# Source extract

====

AEL has been used for decades in a simple reaction that splits water to produce hydrogen and oxygen. But the electricity current density of AEL is up to a factor of five times lower than with PEM. The “AEL” team at IFAM have addressed this problem by inventing a new kind of foam-like 3D electrode. To date AEL electrodes have been made from metal sheets that have to be perforated so that gas bubbles don’t cluster and obstruct the reaction, but the holes result in a 30 percent loss of reaction surface area.

The new electrodes are made from porous foams and fibres of nickel, coated in an electrically conductive paste. "If you compare a smooth surface with a foam structure, you can see that the surface area of three-dimensional materials is significantly larger. The foams or fibres we have developed form many cavities and reactions can also take place in the depths of the pore structures. In concrete terms, this means we can extract more hydrogen per surface area," explains project manager Dr Lars Röntzsch in an article in Energiesystem-Forschung.

The gas bubbles can dissipate through the foam structure which means vastly improved current density. "We were able to achieve an overvoltage of about -70 millivolts (mV) for the cathode with our electrodes. That is an excellent value. By comparison, conventional metal sheets have so far produced an overvoltage of up to -300 mV," Röntzsch asserts.

====

# Data lines
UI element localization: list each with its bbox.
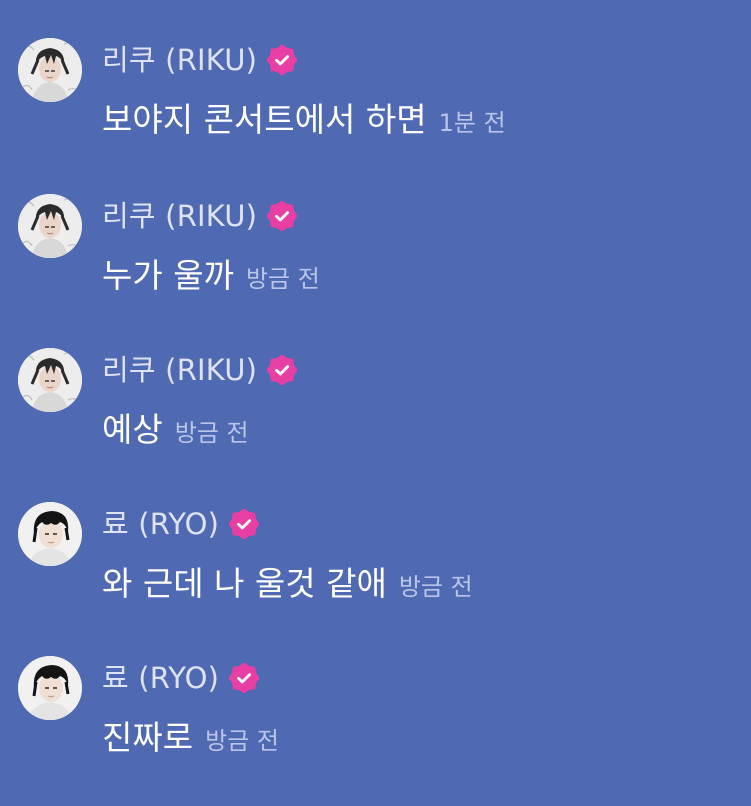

====

# Exercise
From the electrode passage, list every material it names as being used to make AEL electrodes, whether conventional or new.

# Task output
- Metal sheets
- Porous nickel foams
- Nickel fibres
- Electrically conductive paste